** Start Stored records **

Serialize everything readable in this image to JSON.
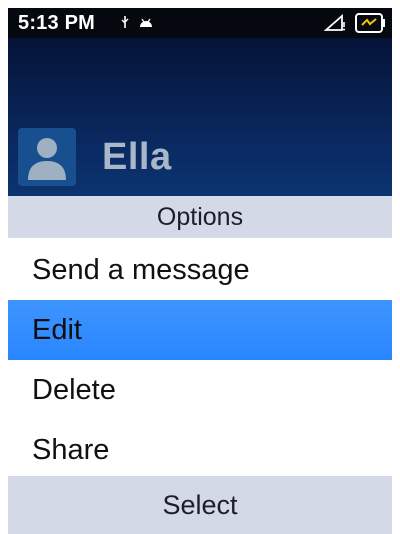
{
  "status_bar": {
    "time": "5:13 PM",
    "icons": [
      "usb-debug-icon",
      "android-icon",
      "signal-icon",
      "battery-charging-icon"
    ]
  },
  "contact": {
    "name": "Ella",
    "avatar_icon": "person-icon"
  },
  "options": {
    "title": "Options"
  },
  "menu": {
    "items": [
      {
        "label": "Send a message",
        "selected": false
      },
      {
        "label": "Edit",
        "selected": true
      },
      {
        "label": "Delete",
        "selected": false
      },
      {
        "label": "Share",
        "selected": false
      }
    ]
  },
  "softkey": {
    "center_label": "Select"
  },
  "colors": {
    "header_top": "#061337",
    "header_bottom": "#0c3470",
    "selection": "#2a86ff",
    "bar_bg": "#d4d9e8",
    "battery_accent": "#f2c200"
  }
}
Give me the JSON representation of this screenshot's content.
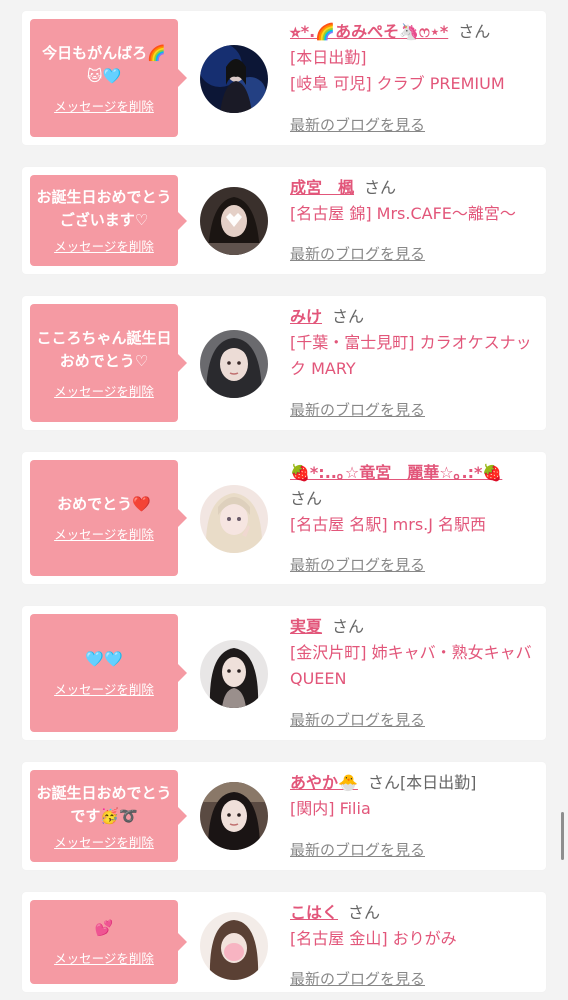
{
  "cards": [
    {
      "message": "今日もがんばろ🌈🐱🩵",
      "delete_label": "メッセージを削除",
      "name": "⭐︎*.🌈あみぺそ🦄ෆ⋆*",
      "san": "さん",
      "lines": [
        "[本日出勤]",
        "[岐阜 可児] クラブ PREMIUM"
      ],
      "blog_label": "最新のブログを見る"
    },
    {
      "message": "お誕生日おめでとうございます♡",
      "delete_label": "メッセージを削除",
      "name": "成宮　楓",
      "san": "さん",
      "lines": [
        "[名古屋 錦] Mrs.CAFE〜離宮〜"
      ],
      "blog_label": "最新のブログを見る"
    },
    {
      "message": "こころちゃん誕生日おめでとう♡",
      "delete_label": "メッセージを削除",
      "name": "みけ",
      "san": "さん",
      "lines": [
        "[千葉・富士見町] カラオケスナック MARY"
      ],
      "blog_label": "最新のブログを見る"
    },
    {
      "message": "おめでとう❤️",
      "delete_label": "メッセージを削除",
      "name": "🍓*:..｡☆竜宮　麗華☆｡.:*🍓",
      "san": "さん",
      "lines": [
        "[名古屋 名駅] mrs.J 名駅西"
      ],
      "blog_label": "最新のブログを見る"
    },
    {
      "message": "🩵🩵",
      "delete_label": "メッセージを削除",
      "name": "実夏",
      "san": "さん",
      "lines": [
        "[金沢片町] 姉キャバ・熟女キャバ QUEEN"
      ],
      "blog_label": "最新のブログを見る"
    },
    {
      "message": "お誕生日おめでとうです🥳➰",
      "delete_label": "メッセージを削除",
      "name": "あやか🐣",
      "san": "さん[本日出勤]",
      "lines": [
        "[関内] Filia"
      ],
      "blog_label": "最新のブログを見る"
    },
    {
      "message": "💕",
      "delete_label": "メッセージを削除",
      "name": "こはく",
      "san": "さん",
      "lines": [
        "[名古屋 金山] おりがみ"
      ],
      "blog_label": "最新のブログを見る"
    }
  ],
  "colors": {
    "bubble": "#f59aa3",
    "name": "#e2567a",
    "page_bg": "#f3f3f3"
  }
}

** End Stored records **
** Start Stored records **

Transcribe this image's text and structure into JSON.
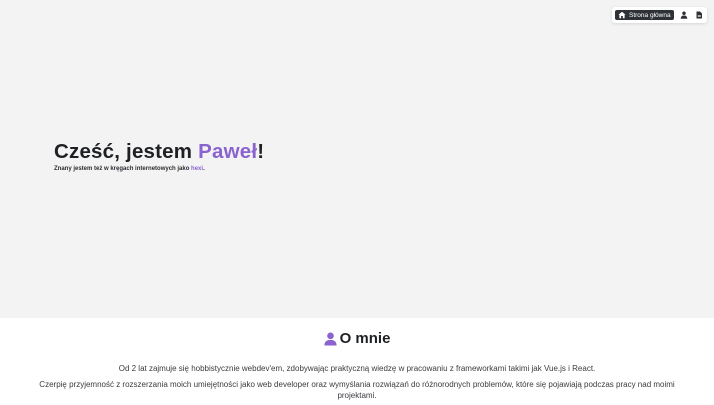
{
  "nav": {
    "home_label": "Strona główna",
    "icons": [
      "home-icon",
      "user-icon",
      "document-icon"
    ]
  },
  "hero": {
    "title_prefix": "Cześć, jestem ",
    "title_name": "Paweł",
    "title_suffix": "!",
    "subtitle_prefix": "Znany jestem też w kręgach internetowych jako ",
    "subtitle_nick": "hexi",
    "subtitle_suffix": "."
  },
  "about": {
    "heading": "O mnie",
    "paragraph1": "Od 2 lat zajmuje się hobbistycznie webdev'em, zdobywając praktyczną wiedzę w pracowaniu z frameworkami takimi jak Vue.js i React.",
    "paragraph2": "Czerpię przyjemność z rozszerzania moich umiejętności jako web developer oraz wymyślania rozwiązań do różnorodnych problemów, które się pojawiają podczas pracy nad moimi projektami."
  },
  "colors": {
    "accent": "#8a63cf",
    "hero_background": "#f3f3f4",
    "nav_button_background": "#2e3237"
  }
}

** End Stored records **
** Start Stored records **

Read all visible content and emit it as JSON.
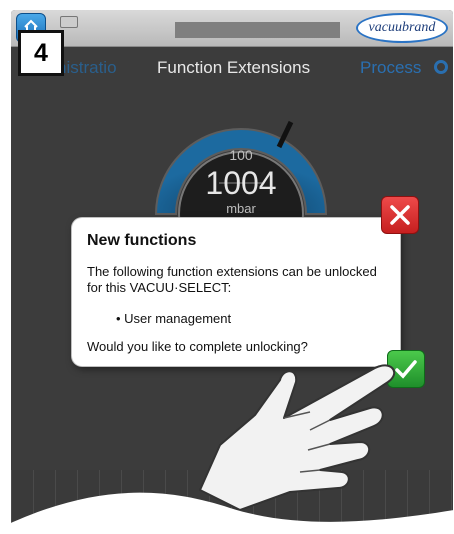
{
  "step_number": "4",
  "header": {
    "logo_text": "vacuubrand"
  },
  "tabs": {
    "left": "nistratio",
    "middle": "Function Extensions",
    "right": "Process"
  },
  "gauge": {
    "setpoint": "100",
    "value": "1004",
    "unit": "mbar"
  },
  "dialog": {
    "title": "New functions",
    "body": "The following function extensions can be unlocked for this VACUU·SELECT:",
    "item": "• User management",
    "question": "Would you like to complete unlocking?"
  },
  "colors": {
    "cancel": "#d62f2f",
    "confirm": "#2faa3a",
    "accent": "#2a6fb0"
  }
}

** End Stored records **

■ Written instruction: Scan the material above for the word "content". Copy each line where it occurs.

■ In response:
Give me the JSON representation of this screenshot's content.
Read all visible content and emit it as JSON.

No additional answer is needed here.